Your task — List each line holding the string "einem".

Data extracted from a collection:
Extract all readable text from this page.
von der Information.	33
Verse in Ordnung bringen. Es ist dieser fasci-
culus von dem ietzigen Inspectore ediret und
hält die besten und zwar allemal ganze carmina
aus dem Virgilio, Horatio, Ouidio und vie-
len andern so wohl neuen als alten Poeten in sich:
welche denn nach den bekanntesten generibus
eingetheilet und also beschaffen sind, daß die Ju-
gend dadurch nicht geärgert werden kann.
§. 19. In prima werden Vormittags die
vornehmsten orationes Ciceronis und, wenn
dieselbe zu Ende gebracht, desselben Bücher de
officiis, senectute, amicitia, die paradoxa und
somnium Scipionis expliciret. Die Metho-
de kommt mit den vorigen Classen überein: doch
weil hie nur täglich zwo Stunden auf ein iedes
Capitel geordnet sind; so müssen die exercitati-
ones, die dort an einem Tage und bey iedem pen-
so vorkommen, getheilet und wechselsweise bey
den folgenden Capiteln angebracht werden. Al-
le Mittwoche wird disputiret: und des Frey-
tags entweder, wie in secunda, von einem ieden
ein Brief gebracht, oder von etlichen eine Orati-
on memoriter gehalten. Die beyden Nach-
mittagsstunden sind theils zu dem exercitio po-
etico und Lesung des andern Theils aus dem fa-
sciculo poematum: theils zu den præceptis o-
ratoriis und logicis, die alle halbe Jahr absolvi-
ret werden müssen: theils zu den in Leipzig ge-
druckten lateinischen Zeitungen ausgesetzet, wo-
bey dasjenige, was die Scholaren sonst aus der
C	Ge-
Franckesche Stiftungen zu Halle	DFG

Task output —
ones, die dort an einem Tage und bey iedem pen-
tags entweder, wie in secunda, von einem ieden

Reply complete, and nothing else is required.